* BEGIN EXERCISE DATA *

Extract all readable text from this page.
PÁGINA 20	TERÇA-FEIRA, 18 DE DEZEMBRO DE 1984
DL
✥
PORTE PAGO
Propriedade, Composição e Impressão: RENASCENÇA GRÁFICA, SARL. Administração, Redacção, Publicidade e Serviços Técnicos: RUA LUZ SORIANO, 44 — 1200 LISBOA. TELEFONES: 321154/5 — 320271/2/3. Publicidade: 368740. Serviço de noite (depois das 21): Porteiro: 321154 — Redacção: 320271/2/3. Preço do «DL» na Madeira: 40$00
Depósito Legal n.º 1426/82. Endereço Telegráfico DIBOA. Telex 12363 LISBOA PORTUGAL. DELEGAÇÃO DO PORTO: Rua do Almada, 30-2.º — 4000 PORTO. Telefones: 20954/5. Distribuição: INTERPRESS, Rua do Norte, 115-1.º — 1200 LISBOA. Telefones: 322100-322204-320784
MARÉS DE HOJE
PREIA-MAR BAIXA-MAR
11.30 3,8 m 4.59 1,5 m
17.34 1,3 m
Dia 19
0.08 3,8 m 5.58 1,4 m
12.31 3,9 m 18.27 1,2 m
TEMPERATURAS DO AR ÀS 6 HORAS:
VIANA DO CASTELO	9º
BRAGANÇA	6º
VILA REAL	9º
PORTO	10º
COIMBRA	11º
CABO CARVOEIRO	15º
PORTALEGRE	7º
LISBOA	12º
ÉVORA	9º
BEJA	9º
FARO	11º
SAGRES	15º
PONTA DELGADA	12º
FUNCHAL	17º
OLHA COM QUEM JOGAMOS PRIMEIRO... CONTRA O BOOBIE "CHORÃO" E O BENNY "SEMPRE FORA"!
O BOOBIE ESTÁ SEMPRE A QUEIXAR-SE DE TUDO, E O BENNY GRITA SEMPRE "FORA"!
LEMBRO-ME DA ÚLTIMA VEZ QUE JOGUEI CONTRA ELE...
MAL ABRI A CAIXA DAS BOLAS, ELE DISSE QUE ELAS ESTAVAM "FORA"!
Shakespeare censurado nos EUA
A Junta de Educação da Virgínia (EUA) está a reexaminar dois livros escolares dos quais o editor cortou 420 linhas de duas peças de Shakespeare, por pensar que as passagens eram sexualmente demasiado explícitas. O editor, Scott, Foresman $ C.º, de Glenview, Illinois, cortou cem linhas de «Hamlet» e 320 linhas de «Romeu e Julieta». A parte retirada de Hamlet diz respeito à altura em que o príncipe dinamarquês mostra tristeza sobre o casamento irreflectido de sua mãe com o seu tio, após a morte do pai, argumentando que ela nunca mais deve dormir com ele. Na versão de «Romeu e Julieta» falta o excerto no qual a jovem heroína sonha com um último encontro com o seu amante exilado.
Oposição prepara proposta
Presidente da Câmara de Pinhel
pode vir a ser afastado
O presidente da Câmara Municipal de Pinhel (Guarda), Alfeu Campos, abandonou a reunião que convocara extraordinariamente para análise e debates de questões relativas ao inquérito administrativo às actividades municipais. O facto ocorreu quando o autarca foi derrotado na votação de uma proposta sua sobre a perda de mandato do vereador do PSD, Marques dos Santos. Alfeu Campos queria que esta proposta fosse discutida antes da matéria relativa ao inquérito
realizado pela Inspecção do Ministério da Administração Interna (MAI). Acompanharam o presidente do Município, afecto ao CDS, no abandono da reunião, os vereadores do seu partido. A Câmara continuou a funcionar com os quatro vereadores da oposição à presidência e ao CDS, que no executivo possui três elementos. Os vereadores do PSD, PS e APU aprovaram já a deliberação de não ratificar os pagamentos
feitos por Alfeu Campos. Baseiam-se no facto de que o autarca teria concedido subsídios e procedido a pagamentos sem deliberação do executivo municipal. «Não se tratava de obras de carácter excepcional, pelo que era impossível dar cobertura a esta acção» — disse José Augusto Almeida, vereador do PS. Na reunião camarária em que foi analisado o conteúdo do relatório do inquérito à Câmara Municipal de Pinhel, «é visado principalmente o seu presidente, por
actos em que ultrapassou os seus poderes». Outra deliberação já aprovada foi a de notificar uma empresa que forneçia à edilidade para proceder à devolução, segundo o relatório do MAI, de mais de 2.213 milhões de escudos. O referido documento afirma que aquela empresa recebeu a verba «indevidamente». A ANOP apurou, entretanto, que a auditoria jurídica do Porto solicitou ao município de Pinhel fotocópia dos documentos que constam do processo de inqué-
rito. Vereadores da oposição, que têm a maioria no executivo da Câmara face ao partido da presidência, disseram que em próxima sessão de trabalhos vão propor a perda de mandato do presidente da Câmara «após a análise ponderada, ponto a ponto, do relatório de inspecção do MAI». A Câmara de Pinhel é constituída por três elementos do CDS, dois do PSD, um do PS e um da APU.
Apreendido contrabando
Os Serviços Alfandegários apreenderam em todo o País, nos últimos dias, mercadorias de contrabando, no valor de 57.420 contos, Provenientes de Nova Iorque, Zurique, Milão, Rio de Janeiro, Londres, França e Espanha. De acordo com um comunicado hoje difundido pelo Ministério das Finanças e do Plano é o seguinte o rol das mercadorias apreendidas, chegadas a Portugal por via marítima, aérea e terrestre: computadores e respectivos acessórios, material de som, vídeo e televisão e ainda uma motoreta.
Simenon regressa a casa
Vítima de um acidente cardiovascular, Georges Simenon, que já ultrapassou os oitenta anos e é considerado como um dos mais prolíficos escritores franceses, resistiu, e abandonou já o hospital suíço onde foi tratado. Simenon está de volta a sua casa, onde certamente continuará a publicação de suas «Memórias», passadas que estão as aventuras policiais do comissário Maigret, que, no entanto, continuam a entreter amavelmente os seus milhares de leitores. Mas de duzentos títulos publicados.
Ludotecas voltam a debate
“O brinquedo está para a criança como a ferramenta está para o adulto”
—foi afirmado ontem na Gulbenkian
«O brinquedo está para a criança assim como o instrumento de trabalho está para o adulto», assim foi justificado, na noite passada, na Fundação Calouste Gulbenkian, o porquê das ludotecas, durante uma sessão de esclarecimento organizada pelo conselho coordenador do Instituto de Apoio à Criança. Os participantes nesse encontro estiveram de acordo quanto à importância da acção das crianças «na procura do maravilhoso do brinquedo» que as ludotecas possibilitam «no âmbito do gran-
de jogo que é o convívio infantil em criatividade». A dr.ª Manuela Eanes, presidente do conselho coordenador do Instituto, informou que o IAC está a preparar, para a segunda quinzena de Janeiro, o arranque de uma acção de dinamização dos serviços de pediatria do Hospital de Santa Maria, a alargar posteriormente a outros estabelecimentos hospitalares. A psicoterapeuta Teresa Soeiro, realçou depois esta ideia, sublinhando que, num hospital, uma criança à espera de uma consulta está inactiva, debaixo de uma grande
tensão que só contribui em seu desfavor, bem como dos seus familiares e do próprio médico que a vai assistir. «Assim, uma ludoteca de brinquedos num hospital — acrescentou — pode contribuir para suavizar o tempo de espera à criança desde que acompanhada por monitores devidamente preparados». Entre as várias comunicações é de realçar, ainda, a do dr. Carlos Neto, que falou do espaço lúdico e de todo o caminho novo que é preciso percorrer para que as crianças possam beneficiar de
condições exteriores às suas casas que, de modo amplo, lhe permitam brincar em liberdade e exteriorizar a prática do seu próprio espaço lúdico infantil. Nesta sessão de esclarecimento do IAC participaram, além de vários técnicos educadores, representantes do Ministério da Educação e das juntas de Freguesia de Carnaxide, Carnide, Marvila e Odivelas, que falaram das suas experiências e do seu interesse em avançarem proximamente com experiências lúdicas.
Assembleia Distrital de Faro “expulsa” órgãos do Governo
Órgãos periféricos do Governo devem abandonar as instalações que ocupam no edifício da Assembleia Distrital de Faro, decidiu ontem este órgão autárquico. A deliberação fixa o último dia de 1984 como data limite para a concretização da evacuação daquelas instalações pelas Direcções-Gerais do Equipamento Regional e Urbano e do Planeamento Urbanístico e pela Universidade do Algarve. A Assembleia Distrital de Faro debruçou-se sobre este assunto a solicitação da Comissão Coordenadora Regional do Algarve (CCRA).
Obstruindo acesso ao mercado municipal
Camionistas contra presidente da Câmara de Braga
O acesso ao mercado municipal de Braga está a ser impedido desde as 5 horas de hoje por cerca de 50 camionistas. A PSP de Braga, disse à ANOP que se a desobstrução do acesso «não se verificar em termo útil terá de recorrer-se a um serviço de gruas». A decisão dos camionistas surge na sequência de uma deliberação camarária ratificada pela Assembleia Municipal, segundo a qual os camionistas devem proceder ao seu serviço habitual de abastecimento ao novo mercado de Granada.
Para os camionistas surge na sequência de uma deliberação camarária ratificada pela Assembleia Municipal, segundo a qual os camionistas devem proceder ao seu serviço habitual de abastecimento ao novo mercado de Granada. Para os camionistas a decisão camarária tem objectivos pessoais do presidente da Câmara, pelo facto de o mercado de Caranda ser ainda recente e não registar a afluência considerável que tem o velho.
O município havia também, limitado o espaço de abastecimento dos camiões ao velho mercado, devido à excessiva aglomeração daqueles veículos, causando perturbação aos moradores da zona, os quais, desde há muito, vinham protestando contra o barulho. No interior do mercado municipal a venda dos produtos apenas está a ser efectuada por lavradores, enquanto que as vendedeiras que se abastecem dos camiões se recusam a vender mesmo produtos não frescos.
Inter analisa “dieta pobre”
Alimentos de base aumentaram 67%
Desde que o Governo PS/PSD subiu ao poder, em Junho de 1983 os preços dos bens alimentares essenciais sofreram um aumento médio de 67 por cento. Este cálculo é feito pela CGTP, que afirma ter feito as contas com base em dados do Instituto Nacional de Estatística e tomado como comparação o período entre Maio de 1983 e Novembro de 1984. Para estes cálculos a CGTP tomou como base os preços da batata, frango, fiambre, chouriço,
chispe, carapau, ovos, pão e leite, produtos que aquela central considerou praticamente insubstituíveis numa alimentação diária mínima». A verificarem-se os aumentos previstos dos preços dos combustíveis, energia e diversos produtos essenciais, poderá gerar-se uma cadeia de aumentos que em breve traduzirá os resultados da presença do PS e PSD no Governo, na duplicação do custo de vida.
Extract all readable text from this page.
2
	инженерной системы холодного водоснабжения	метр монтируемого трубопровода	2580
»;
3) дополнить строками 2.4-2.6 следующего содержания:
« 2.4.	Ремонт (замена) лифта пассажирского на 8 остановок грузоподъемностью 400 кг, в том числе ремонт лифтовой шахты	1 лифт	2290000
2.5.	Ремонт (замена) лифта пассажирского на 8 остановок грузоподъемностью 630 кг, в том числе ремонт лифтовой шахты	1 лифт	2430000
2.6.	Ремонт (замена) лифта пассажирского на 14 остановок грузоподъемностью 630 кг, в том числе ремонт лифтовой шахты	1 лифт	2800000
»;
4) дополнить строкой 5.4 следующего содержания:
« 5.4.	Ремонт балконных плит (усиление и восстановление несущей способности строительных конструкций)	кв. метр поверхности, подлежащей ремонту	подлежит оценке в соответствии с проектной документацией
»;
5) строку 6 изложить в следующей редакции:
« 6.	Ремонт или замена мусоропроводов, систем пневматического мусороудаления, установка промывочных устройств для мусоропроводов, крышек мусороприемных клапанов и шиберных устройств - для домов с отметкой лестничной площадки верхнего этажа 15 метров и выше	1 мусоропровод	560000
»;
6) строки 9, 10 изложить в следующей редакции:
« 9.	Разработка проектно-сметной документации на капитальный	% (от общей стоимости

* END EXERCISE DATA *

Respond with the number of lines containing "quais" and no additional words.

RIGHT ANSWER
2